▶ [SUPPLIED ENTRIES]:
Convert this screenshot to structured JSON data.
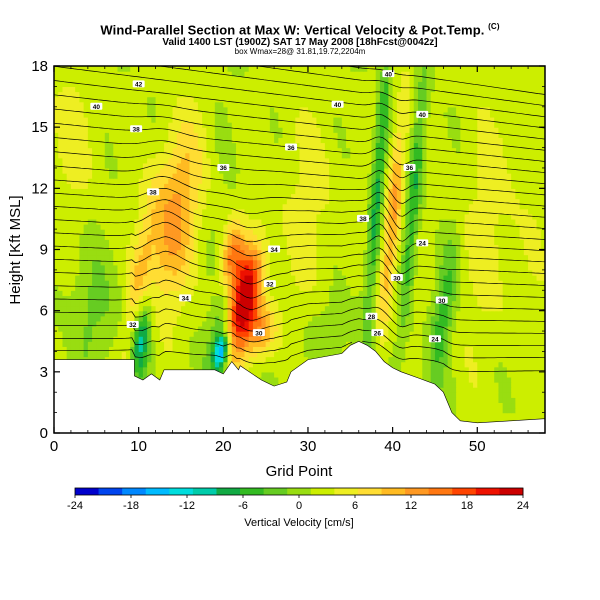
{
  "header": {
    "title": "Wind-Parallel Section at Max W: Vertical Velocity & Pot.Temp.",
    "title_mark": "(C)",
    "subtitle": "Valid 1400 LST (1900Z) SAT 17 May 2008 [18hFcst@0042z]",
    "subtitle2": "box Wmax=28@ 31.81,19.72,2204m"
  },
  "chart_data": {
    "type": "heatmap",
    "xlabel": "Grid Point",
    "ylabel": "Height [Kft MSL]",
    "xlim": [
      0,
      58
    ],
    "ylim": [
      0,
      18
    ],
    "x_ticks": [
      0,
      10,
      20,
      30,
      40,
      50
    ],
    "y_ticks": [
      0,
      3,
      6,
      9,
      12,
      15,
      18
    ],
    "terrain": [
      [
        0,
        3.6
      ],
      [
        9.5,
        3.6
      ],
      [
        9.5,
        2.8
      ],
      [
        10.5,
        2.6
      ],
      [
        11.5,
        2.9
      ],
      [
        12.5,
        2.6
      ],
      [
        13,
        3.1
      ],
      [
        19,
        3.1
      ],
      [
        20,
        2.9
      ],
      [
        21,
        3.5
      ],
      [
        21.8,
        3.1
      ],
      [
        22,
        3.3
      ],
      [
        24.5,
        2.6
      ],
      [
        25.5,
        2.4
      ],
      [
        26,
        2.3
      ],
      [
        27.5,
        2.5
      ],
      [
        28,
        3.0
      ],
      [
        30,
        3.6
      ],
      [
        34,
        3.9
      ],
      [
        35,
        4.3
      ],
      [
        36,
        4.5
      ],
      [
        37,
        4.3
      ],
      [
        38,
        4.0
      ],
      [
        39,
        3.5
      ],
      [
        40,
        3.2
      ],
      [
        41,
        3.0
      ],
      [
        43,
        2.7
      ],
      [
        45,
        2.4
      ],
      [
        46,
        2.0
      ],
      [
        47,
        1.0
      ],
      [
        48,
        0.6
      ],
      [
        50,
        0.5
      ],
      [
        54,
        0.6
      ],
      [
        58,
        0.7
      ]
    ],
    "velocity_features": [
      {
        "x": 9.8,
        "y": 6.5,
        "w": 7,
        "sx": 0.9,
        "sy": 3.0,
        "tilt": 0.3
      },
      {
        "x": 10.2,
        "y": 4.7,
        "w": -14,
        "sx": 0.8,
        "sy": 1.4,
        "tilt": 0.2
      },
      {
        "x": 14.0,
        "y": 10.5,
        "w": 11,
        "sx": 2.1,
        "sy": 3.2,
        "tilt": 0.3
      },
      {
        "x": 19.8,
        "y": 4.0,
        "w": -19,
        "sx": 0.6,
        "sy": 0.7,
        "tilt": 0.3
      },
      {
        "x": 19.5,
        "y": 5.5,
        "w": -5,
        "sx": 0.7,
        "sy": 2.0,
        "tilt": 0.5
      },
      {
        "x": 22.5,
        "y": 6.5,
        "w": 23,
        "sx": 1.2,
        "sy": 1.8,
        "tilt": 0.4
      },
      {
        "x": 21.0,
        "y": 8.6,
        "w": 13,
        "sx": 0.9,
        "sy": 1.2,
        "tilt": 0.3
      },
      {
        "x": 24.5,
        "y": 5.0,
        "w": 10,
        "sx": 1.3,
        "sy": 1.0,
        "tilt": 0.2
      },
      {
        "x": 38.2,
        "y": 12.0,
        "w": -9,
        "sx": 0.55,
        "sy": 5.2,
        "tilt": 0.18
      },
      {
        "x": 40.0,
        "y": 10.5,
        "w": 11,
        "sx": 0.7,
        "sy": 4.2,
        "tilt": 0.22
      },
      {
        "x": 42.5,
        "y": 11.5,
        "w": -8,
        "sx": 0.6,
        "sy": 4.5,
        "tilt": 0.2
      },
      {
        "x": 46.0,
        "y": 6.0,
        "w": -7,
        "sx": 0.9,
        "sy": 2.5,
        "tilt": 0.3
      },
      {
        "x": 2.0,
        "y": 14.5,
        "w": 3,
        "sx": 3.0,
        "sy": 3.0,
        "tilt": 0.0
      },
      {
        "x": 30.0,
        "y": 11.0,
        "w": 3,
        "sx": 3.5,
        "sy": 4.0,
        "tilt": 0.0
      },
      {
        "x": 52.0,
        "y": 10.0,
        "w": 3,
        "sx": 4.0,
        "sy": 5.0,
        "tilt": 0.0
      },
      {
        "x": 5.0,
        "y": 6.0,
        "w": -3,
        "sx": 2.5,
        "sy": 2.0,
        "tilt": 0.0
      },
      {
        "x": 33.0,
        "y": 5.0,
        "w": -2,
        "sx": 3.0,
        "sy": 1.5,
        "tilt": 0.0
      }
    ],
    "colorbar": {
      "title": "Vertical Velocity [cm/s]",
      "ticks": [
        -24,
        -18,
        -12,
        -6,
        0,
        6,
        12,
        18,
        24
      ],
      "colors": [
        "#0000cc",
        "#0044ee",
        "#0088ff",
        "#00bbff",
        "#00dddd",
        "#00ccaa",
        "#11aa44",
        "#33bb22",
        "#66cc22",
        "#99dd11",
        "#ccee00",
        "#eeee22",
        "#ffdd33",
        "#ffbb22",
        "#ff9922",
        "#ff7711",
        "#ff4400",
        "#ee1100",
        "#cc0000"
      ]
    },
    "theta_contours": [
      {
        "label": "42",
        "lx": 10,
        "ly": 17.1
      },
      {
        "label": "40",
        "lx": 5,
        "ly": 16.0
      },
      {
        "label": "38",
        "lx": 9.7,
        "ly": 14.9
      },
      {
        "label": "36",
        "lx": 28,
        "ly": 14.0
      },
      {
        "label": "36",
        "lx": 20,
        "ly": 13.0
      },
      {
        "label": "38",
        "lx": 11.7,
        "ly": 11.8
      },
      {
        "label": "34",
        "lx": 26,
        "ly": 9.0
      },
      {
        "label": "34",
        "lx": 15.5,
        "ly": 6.6
      },
      {
        "label": "32",
        "lx": 9.3,
        "ly": 5.3
      },
      {
        "label": "30",
        "lx": 24.2,
        "ly": 4.9
      },
      {
        "label": "32",
        "lx": 25.5,
        "ly": 7.3
      },
      {
        "label": "40",
        "lx": 39.5,
        "ly": 17.6
      },
      {
        "label": "40",
        "lx": 33.5,
        "ly": 16.1
      },
      {
        "label": "40",
        "lx": 43.5,
        "ly": 15.6
      },
      {
        "label": "36",
        "lx": 42.0,
        "ly": 13.0
      },
      {
        "label": "38",
        "lx": 36.5,
        "ly": 10.5
      },
      {
        "label": "24",
        "lx": 43.5,
        "ly": 9.3
      },
      {
        "label": "30",
        "lx": 40.5,
        "ly": 7.6
      },
      {
        "label": "30",
        "lx": 45.8,
        "ly": 6.5
      },
      {
        "label": "28",
        "lx": 37.5,
        "ly": 5.7
      },
      {
        "label": "26",
        "lx": 38.2,
        "ly": 4.9
      },
      {
        "label": "24",
        "lx": 45,
        "ly": 4.6
      }
    ]
  }
}
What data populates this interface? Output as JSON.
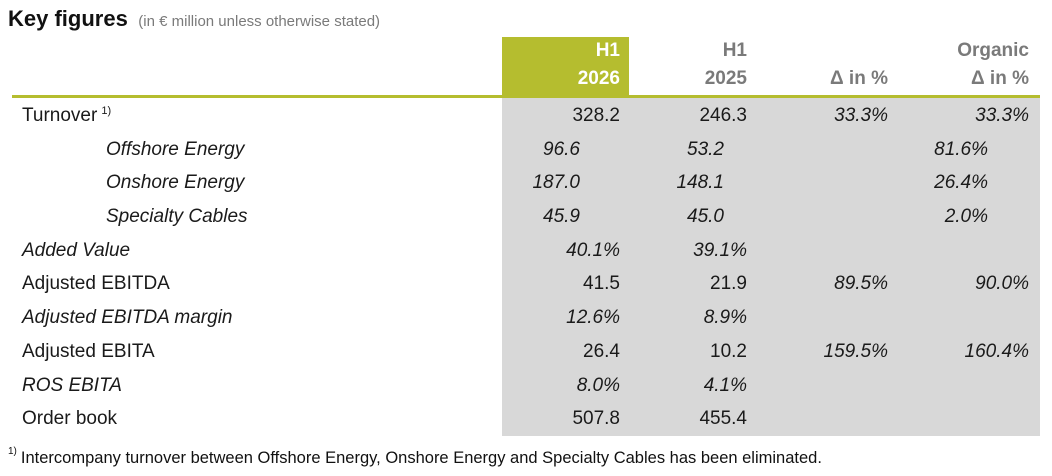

▶ [TO DO]:
Only lines with the word "Vertical" should be collected from the material.

▶ [WRITTEN RESPONSE]:
    "title": "Wind-Parallel Section at Max W: Vertical Velocity & Pot.Temp.",
      "title": "Vertical Velocity [cm/s]",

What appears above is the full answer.